### Trecho fornecido
"""
Opinião

Atecnia suprema, prisão antecipada desrespeita título executivo judicial

Autor

9 de julho de 2016, 8h30

Recentemente, em fevereiro do presente ano, toda a comunidade jurídica, acadêmica do Direito e a sociedade brasileira foram surpreendidas com a reviravolta não prenunciada de entendimento do STF quanto à execução provisória (antecipada) da sentença penal condenatória, isto é, daquela que ainda não transitou em julgado, seja lá porque motivo for.

Com efeito, o cenário posto em 2009 a partir do HC 84.079 restou simplesmente abandonado à própria sorte, apesar da resistência dos votos vencidos quanto à jurisprudência solidificada e à necessidade de amadurecimento do debate para mudança de entendimento, pela Suprema Corte que, a fórceps, arguiu, pobremente do ponto de vista jurídico – ao menos –, o reclame social quanto à impunidade e à morosidade do Poder Judiciário para punir os crimes cometidos. Em suma: o STF assumiu, em uma simples votação e a partir de uma meia dúzia de discursos que replicam os reclames das ruas – e que não necessariamente estão de acordo com a lei e o Direito – a incompetência do poder do qual é o representante máximo para cumprir o dever que lhe cabe, e, consequentemente, a própria falência em relação à sua competência penal, ao menos. Vale lembrar que, como aludido pelo ministro Dias Toffoli – que votou pela virada jurisprudencial – quando da votação da Lei da Ficha Limpa no STF, salvo engano, às vezes é preciso proteger a sociedade dela mesma, sob pena de permitir sua extinção.

Em um piscar de olhos o que era impossível juridicamente passou a ser possível. A embalagem e o conteúdo são os mesmos e o produto, logo, é também o mesmo. O resultado que produz, contudo, agora é outro, exatamente o seu oposto, o seu inverso. Um verdadeiro verso reverso. Durma-se com um barulho desses!

Contra esse decisium foram escritos artigos diversos e, mais recentemente, ajuizadas as ADC´s 43 e 44. Essas medidas pedem, em apertada síntese, a declaração de constitucionalidade do art. 283, CPP – não mencionado no julgamento do HC 126.292 – e pelo efeito suspensivo pelo menos para o RESp em processo penal, já que o art. 637, CPP, somente o veda o para o RE – que então julgava também matéria infraconstitucional -, o que afasta a incidência da Lei 8.038/90 e do NCPC quanto à disciplina nesta parte deste recurso no processo penal.
"""
Listagens de regiões e rótulos
"""
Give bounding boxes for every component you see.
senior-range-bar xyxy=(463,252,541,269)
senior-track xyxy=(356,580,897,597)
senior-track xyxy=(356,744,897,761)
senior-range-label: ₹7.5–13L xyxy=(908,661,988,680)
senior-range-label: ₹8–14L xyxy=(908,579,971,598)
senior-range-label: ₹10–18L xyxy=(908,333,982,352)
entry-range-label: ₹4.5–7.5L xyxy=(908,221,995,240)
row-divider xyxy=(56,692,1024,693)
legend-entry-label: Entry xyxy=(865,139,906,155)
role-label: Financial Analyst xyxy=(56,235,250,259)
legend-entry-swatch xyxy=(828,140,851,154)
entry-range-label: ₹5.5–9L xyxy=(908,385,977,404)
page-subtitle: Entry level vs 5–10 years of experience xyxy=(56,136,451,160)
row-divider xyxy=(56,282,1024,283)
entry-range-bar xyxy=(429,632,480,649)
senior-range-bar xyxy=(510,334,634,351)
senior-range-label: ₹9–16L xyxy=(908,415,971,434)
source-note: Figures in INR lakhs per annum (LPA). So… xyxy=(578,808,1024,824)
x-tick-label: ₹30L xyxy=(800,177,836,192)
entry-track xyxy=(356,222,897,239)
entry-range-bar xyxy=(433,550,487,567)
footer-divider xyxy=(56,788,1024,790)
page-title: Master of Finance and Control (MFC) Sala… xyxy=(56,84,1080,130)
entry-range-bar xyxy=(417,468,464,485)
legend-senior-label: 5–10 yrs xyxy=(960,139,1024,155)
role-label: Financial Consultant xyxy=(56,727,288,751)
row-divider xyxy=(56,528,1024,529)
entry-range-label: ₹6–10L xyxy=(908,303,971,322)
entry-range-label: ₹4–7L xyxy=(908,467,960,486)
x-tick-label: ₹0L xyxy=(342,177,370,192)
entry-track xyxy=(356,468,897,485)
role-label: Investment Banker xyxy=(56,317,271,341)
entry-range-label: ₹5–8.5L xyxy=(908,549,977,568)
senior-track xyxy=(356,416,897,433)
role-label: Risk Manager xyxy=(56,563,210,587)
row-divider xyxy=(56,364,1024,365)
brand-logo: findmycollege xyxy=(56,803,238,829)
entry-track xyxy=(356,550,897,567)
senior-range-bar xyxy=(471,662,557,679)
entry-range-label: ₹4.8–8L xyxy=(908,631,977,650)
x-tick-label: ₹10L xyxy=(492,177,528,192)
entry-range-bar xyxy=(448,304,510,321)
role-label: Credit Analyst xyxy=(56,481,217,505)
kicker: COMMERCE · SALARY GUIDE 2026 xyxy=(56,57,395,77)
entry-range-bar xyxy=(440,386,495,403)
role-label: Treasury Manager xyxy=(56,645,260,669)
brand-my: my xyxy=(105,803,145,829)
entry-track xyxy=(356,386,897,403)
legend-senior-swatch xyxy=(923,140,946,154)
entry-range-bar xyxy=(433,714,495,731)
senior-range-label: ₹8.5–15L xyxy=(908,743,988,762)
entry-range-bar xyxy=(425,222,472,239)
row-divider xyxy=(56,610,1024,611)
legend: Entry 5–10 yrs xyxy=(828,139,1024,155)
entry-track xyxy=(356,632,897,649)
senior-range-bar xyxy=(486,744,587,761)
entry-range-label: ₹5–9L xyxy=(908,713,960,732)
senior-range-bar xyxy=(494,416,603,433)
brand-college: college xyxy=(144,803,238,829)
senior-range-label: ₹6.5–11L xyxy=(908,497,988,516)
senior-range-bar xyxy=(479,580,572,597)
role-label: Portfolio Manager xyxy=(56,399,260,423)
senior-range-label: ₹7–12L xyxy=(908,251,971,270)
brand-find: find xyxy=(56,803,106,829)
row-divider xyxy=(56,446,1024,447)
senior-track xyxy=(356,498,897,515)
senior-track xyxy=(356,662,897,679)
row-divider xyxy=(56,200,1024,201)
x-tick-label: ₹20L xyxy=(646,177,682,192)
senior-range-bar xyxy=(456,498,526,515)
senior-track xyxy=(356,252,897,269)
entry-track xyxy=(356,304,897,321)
"""
### Desafio
Reproduza fielmente a parte do trecho sobre a prisão antecipada que vai de "9 de julho de" a "porque motivo for.". Baseie-se apenas no trecho.

### Resposta redigida
9 de julho de 2016, 8h30

Recentemente, em fevereiro do presente ano, toda a comunidade jurídica, acadêmica do Direito e a sociedade brasileira foram surpreendidas com a reviravolta não prenunciada de entendimento do STF quanto à execução provisória (antecipada) da sentença penal condenatória, isto é, daquela que ainda não transitou em julgado, seja lá porque motivo for.